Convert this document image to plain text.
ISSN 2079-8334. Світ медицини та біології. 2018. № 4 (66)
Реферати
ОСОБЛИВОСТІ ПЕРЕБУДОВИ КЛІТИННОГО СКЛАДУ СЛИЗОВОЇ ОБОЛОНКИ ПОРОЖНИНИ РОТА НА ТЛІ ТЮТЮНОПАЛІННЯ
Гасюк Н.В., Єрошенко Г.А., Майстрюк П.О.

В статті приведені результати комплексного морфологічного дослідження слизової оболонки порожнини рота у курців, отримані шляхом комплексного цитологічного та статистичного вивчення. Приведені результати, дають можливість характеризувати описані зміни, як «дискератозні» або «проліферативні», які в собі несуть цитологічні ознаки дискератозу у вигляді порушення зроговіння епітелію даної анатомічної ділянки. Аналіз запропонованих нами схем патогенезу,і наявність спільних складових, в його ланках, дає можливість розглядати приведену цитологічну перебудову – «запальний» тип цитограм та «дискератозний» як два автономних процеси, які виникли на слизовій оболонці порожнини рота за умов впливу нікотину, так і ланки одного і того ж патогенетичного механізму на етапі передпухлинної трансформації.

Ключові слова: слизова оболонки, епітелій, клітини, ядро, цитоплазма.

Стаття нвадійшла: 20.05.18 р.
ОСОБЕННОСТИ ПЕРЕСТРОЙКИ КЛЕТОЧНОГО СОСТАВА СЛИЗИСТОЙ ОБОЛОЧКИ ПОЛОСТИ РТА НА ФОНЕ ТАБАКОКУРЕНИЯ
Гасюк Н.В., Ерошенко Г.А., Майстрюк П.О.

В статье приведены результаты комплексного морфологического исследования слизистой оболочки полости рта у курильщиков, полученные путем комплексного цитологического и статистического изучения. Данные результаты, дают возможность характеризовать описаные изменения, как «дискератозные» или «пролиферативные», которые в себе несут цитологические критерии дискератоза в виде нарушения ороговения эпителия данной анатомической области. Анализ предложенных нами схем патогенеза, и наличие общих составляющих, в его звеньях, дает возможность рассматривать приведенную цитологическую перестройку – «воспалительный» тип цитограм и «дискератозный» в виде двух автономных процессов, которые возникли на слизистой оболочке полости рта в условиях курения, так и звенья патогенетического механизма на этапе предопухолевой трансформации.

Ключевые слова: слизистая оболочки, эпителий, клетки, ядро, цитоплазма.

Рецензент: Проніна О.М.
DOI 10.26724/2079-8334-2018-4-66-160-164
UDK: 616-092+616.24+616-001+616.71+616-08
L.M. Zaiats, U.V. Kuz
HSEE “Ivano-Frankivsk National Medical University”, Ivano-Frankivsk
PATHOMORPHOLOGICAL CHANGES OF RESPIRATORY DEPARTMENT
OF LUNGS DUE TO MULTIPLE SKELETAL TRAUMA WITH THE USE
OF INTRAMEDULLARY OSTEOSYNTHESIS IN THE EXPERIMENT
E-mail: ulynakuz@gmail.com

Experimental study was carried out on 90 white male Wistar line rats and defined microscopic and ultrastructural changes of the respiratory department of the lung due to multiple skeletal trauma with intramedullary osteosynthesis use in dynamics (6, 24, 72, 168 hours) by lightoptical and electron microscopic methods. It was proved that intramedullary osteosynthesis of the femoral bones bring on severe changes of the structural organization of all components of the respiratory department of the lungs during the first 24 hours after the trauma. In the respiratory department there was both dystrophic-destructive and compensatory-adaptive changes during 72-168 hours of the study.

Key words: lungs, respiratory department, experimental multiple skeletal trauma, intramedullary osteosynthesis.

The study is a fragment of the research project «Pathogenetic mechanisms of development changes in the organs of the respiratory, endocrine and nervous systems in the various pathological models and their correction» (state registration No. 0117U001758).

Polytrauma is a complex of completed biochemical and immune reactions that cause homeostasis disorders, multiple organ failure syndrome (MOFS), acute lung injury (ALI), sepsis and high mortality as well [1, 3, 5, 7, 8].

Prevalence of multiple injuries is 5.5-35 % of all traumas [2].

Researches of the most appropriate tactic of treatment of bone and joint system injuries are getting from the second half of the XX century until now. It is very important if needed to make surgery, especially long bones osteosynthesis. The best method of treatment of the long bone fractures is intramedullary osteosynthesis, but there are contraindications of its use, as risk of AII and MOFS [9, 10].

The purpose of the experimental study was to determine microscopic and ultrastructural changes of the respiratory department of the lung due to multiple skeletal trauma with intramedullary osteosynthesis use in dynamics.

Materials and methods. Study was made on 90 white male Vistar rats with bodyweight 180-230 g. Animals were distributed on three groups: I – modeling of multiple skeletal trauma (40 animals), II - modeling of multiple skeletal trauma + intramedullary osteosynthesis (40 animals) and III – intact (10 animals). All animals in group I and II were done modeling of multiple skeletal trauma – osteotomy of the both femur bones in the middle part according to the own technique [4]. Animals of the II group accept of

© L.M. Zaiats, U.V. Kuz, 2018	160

======

Show each line of the material above where "схем" occurs.

- **Response for this exercise**:
В статті приведені результати комплексного морфологічного дослідження слизової оболонки порожнини рота у курців, отримані шляхом комплексного цитологічного та статистичного вивчення. Приведені результати, дають можливість характеризувати описані зміни, як «дискератозні» або «проліферативні», які в собі несуть цитологічні ознаки дискератозу у вигляді порушення зроговіння епітелію даної анатомічної ділянки. Аналіз запропонованих нами схем патогенезу,і наявність спільних складових, в його ланках, дає можливість розглядати приведену цитологічну перебудову – «запальний» тип цитограм та «дискератозний» як два автономних процеси, які виникли на слизовій оболонці порожнини рота за умов впливу нікотину, так і ланки одного і того ж патогенетичного механізму на етапі передпухлинної трансформації.
В статье приведены результаты комплексного морфологического исследования слизистой оболочки полости рта у курильщиков, полученные путем комплексного цитологического и статистического изучения. Данные результаты, дают возможность характеризовать описаные изменения, как «дискератозные» или «пролиферативные», которые в себе несут цитологические критерии дискератоза в виде нарушения ороговения эпителия данной анатомической области. Анализ предложенных нами схем патогенеза, и наличие общих составляющих, в его звеньях, дает возможность рассматривать приведенную цитологическую перестройку – «воспалительный» тип цитограм и «дискератозный» в виде двух автономных процессов, которые возникли на слизистой оболочке полости рта в условиях курения, так и звенья патогенетического механизма на этапе предопухолевой трансформации.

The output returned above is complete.